> EXTRACTED MATERIAL:
::::

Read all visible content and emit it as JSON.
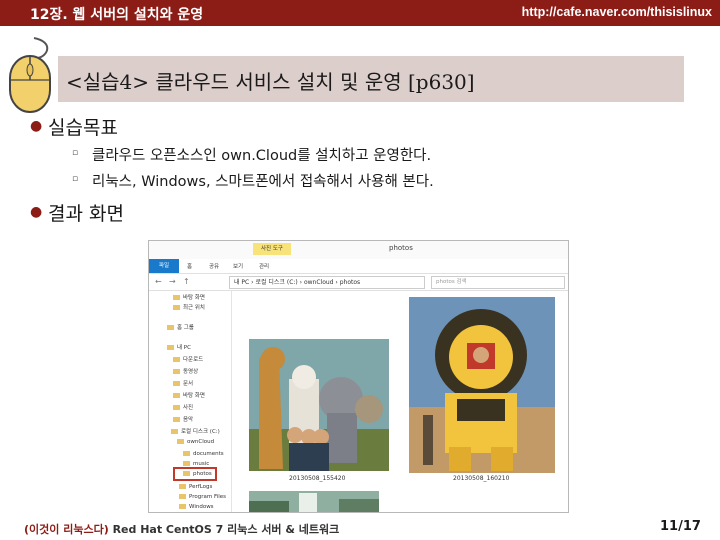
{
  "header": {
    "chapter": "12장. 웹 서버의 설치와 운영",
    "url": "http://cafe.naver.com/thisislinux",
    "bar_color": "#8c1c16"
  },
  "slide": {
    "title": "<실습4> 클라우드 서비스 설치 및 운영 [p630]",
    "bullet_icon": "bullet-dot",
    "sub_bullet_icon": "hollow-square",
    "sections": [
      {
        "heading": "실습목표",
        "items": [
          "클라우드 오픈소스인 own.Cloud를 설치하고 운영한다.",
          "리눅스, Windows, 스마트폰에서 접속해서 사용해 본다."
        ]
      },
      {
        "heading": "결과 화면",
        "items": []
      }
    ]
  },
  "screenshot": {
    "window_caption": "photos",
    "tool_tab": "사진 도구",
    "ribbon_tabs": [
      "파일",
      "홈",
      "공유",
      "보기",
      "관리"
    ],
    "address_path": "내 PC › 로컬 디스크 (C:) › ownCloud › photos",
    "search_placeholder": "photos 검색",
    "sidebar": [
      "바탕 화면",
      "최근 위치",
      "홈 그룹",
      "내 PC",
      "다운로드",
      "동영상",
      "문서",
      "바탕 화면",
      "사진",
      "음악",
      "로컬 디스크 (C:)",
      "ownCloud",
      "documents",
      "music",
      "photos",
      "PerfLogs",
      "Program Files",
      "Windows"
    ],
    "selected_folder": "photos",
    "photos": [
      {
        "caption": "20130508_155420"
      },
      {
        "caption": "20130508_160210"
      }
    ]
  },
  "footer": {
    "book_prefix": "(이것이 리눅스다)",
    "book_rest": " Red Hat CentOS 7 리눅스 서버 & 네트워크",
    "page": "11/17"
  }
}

::::

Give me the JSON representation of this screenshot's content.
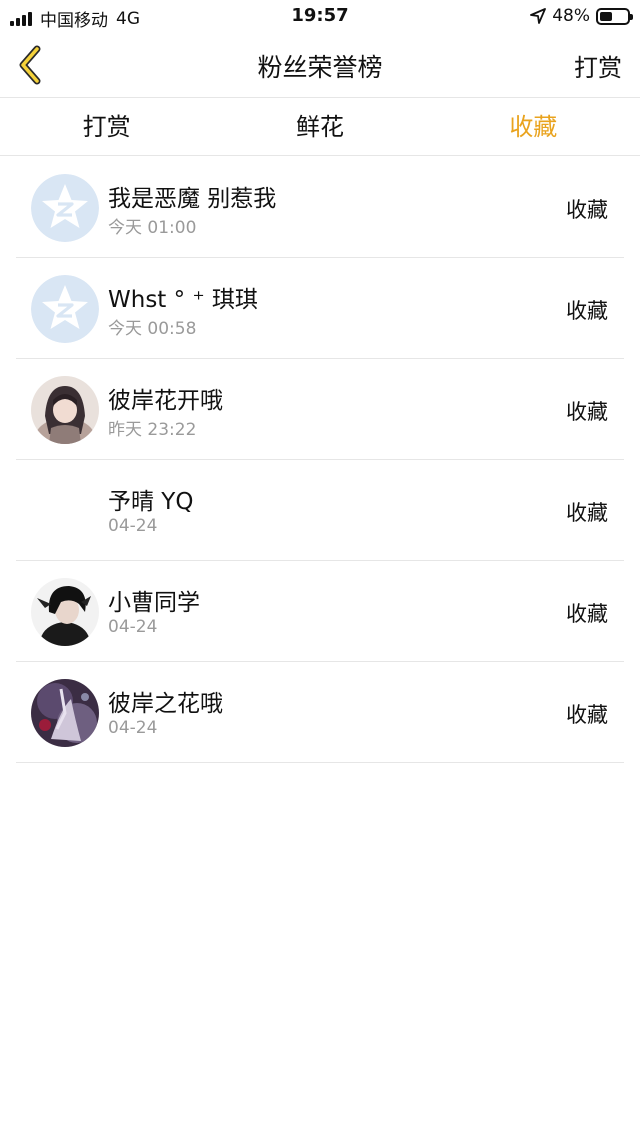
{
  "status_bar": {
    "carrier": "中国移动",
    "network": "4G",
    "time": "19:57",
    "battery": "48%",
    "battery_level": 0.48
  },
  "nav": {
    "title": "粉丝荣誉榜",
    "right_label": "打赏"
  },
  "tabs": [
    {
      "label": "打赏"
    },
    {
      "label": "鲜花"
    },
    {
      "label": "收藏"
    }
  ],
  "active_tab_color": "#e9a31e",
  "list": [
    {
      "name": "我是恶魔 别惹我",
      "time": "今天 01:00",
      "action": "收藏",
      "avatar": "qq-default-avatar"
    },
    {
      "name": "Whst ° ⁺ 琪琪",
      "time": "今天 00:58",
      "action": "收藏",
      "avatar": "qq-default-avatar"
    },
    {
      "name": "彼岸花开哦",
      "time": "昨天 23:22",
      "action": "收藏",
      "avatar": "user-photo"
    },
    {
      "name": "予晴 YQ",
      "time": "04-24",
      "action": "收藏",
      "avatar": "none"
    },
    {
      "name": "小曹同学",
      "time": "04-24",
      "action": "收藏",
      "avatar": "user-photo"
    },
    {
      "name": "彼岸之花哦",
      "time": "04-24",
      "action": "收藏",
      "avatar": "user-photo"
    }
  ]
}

::::

> WHAT IS REQUIRED: Extract each line from the listing that holds the word "photos".

> RESULT:
    "window_caption": "photos",
    "address_path": "내 PC › 로컬 디스크 (C:) › ownCloud › photos",
    "search_placeholder": "photos 검색",
      "photos",
    "selected_folder": "photos",
    "photos": [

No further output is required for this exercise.